### [Saved data entries]
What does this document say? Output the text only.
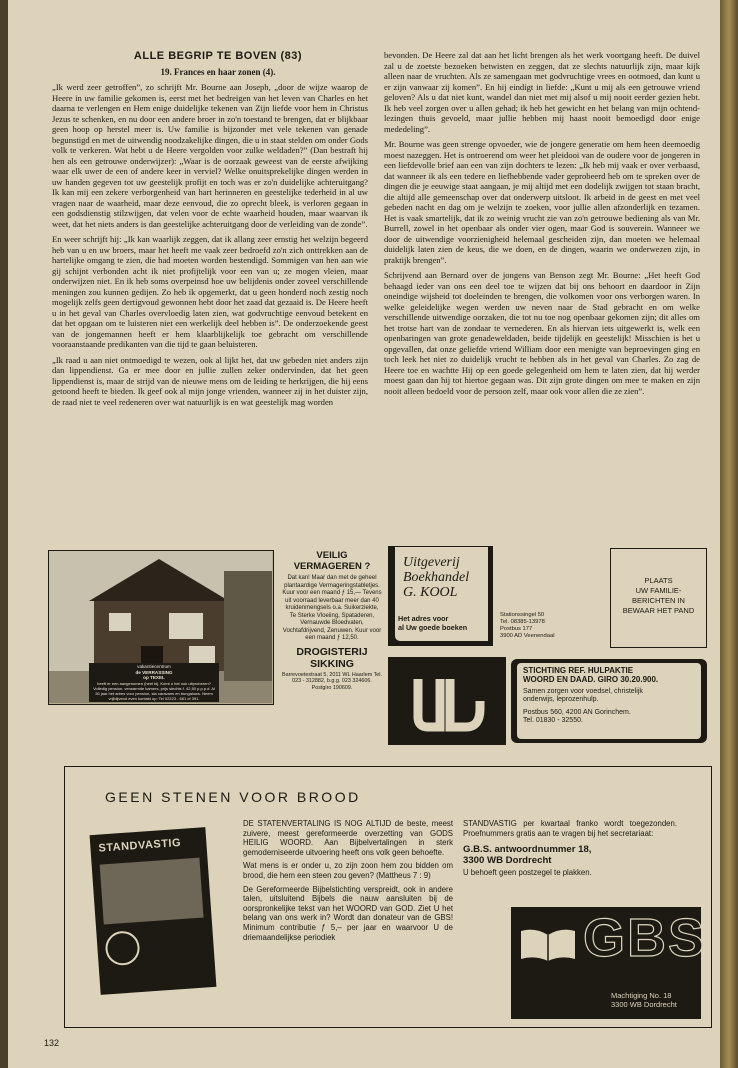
ALLE BEGRIP TE BOVEN (83)
19. Frances en haar zonen (4).

„Ik werd zeer getroffen”, zo schrijft Mr. Bourne aan Joseph, „door de wijze waarop de Heere in uw familie gekomen is, eerst met het bedreigen van het leven van Charles en het daarna te verlengen en Hem enige duidelijke tekenen van Zijn liefde voor hem in Christus Jezus te schenken, en nu door een andere broer in zo'n toestand te brengen, dat er blijkbaar geen hoop op herstel meer is. Uw familie is bijzonder met vele tekenen van genade begunstigd en met de uitwendig noodzakelijke dingen, die u in staat stelden om onder Gods volk te verkeren. Wat hebt u de Heere vergolden voor zulke weldaden?” (Dan bestraft hij hen als een getrouwe onderwijzer): „Waar is de oorzaak geweest van de eerste afwijking waar elk uwer de een of andere keer in verviel? Welke onuitsprekelijke dingen werden in uw handen gegeven tot uw geestelijk profijt en toch was er zo'n duidelijke achteruitgang? Ik kan mij een zekere verborgenheid van hart herinneren en geestelijke tederheid in al uw vragen naar de waarheid, maar deze eenvoud, die zo oprecht bleek, is verloren gegaan in een godsdienstig stilzwijgen, dat velen voor de echte waarheid houden, maar waarvan ik weet, dat het niets anders is dan geestelijke achteruitgang door de verleiding van de zonde”.

En weer schrijft hij: „Ik kan waarlijk zeggen, dat ik allang zeer ernstig het welzijn begeerd heb van u en uw broers, maar het heeft me vaak zeer bedroefd zo'n zich onttrekken aan de hartelijke omgang te zien, die had moeten worden bestendigd. Sommigen van hen aan wie gij schijnt verbonden acht ik niet profijtelijk voor een van u; ze mogen vleien, maar onderwijzen niet. En ik heb soms overpeinsd hoe uw belijdenis onder zoveel verschillende meningen zou kunnen gedijen. Zo heb ik opgemerkt, dat u geen honderd noch zestig noch mogelijk zelfs geen dertigvoud gewonnen hebt door het zaad dat gezaaid is. De Heere heeft u in het geval van Charles overvloedig laten zien, wat godvruchtige eenvoud betekent en dat het opgaan om te luisteren niet een werkelijk deel hebben is”. De onderzoekende geest van de jongemannen heeft er hem klaarblijkelijk toe gebracht om verschillende vooraanstaande predikanten van die tijd te gaan beluisteren.

„Ik raad u aan niet ontmoedigd te wezen, ook al lijkt het, dat uw gebeden niet anders zijn dan lippendienst. Ga er mee door en jullie zullen zeker ondervinden, dat het geen lippendienst is, maar de strijd van de nieuwe mens om de leiding te herkrijgen, die hij eens getoond heeft te bieden. Ik geef ook al mijn jonge vrienden, wanneer zij in het duister zijn, de raad niet te veel redeneren over wat natuurlijk is en wat geestelijk mag worden

bevonden. De Heere zal dat aan het licht brengen als het werk voortgang heeft. De duivel zal u de zoetste bezoeken betwisten en zeggen, dat ze slechts natuurlijk zijn, maar kijk alleen naar de vruchten. Als ze samengaan met godvruchtige vrees en ootmoed, dan kunt u er zijn vanwaar zij komen”. En hij eindigt in liefde: „Kunt u mij als een getrouwe vriend geloven? Als u dat niet kunt, wandel dan niet met mij alsof u mij nooit eerder gezien hebt. Ik heb veel zorgen over u allen gehad; ik heb het gewicht en het belang van mijn ochtend-lezingen thuis gevoeld, maar jullie hebben mij haast nooit bemoedigd door enige mededeling”.

Mr. Bourne was geen strenge opvoeder, wie de jongere generatie om hem heen deemoedig moest nazeggen. Het is ontroerend om weer het pleidooi van de oudere voor de jongeren in een liefdevolle brief aan een van zijn dochters te lezen: „Ik heb mij vaak er over verbaasd, dat wanneer ik als een tedere en liefhebbende vader geprobeerd heb om te spreken over de dingen die je eeuwige staat aangaan, je mij altijd met een dodelijk zwijgen tot staan bracht, die altijd alle gemeenschap over dat onderwerp uitsloot. Ik arbeid in de geest en met veel gebeden nacht en dag om je welzijn te zoeken, voor jullie allen afzonderlijk en tezamen. Het is vaak smartelijk, dat ik zo weinig vrucht zie van zo'n getrouwe bediening als van Mr. Burrell, zowel in het openbaar als onder vier ogen, maar God is souverein. Wanneer we door de uitwendige voorzienigheid helemaal gescheiden zijn, dan moeten we helemaal duidelijk laten zien de keus, die we doen, en de dingen, waarin we onderwezen zijn, in praktijk brengen”.

Schrijvend aan Bernard over de jongens van Benson zegt Mr. Bourne: „Het heeft God behaagd ieder van ons een deel toe te wijzen dat bij ons behoort en daardoor in Zijn oneindige wijsheid tot doeleinden te brengen, die volkomen voor ons verborgen waren. In welke geleidelijke wegen werden uw neven naar de Stad gebracht en om welke verschillende uitwendige oorzaken, die tot nu toe nog openbaar gekomen zijn; dit alles om het trotse hart van de zondaar te vernederen. En als hiervan iets uitgewerkt is, welk een openbaringen van grote genadeweldaden, beide tijdelijk en geestelijk! Misschien is het u opgevallen, dat onze geliefde vriend William door een menigte van beproevingen ging en toch leek het niet zo duidelijk vrucht te hebben als in het geval van Charles. Zo zag de Heere toe en wachtte Hij op een goede gelegenheid om hem te laten zien, dat hij werder moest gaan dan hij tot hiertoe gegaan was. Dit zijn grote dingen om mee te maken en zijn nooit alleen bedoeld voor de persoon zelf, maar ook voor allen die ze zien”.

vakantiecentrum
de VERRASSING
op TEXEL
heeft er een aangenomen (heel bij. Komt u het ook uitproberen? Volledig pension, verwarmde kamers, prijs slechts f. 42,50 p.p.p.d. Al 26 jaar het adres voor pension, sta caravans en bungalows. Neem vrijblijvend even kontakt op: Tel 02223 - 661 of 391.
VEILIG VERMAGEREN ?
Dat kan! Maar dan met de geheel plantaardige Vermageringstabletjes. Kuur voor een maand ƒ 15,— Tevens uit voorraad leverbaar meer dan 40 kruidenmengsels o.a. Suikerziekte, Te Sterke Vloeiing, Spataderen, Vernauwde Bloedvaten, Vochtafdrijvend, Zenuwen. Kuur voor een maand ƒ 12,50.
DROGISTERIJ SIKKING
Barrevoetestraat 5, 2011 WL Haarlem Tel. 023 - 312882, b.g.g. 023 324606. Postgiro 190609.
Uitgeverij
Boekhandel
G. KOOL
Het adres voor
al Uw goede boeken
Stationssingel 50
Tel. 08385-13978
Postbus 177
3900 AD Veenendaal
PLAATS
UW FAMILIE-
BERICHTEN IN
BEWAAR HET PAND
STICHTING REF. HULPAKTIE
WOORD EN DAAD. GIRO 30.20.900.
Samen zorgen voor voedsel, christelijk
onderwijs, leprozenhulp.
Postbus 560, 4200 AN Gorinchem.
Tel. 01830 - 32550.
GEEN STENEN VOOR BROOD
STANDVASTIG

DE STATENVERTALING IS NOG ALTIJD de beste, meest zuivere, meest gereformeerde overzetting van GODS HEILIG WOORD. Aan Bijbelvertalingen in sterk gemoderniseerde uitvoering heeft ons volk geen behoefte.

Wat mens is er onder u, zo zijn zoon hem zou bidden om brood, die hem een steen zou geven? (Mattheus 7 : 9)

De Gereformeerde Bijbelstichting verspreidt, ook in andere talen, uitsluitend Bijbels die nauw aansluiten bij de oorspronkelijke tekst van het WOORD van GOD. Ziet U het belang van ons werk in? Wordt dan donateur van de GBS! Minimum contributie ƒ 5,– per jaar en waarvoor U de driemaandelijkse periodiek

STANDVASTIG per kwartaal franko wordt toegezonden. Proefnummers gratis aan te vragen bij het secretariaat:

G.B.S. antwoordnummer 18,
3300 WB Dordrecht

U behoeft geen postzegel te plakken.

GBS
Machtiging No. 18
3300 WB Dordrecht
132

### [PROBLEM]
In the records above, find each line with the string "Postbus" and list it.

### [ANSWER]
Postbus 177
Postbus 560, 4200 AN Gorinchem.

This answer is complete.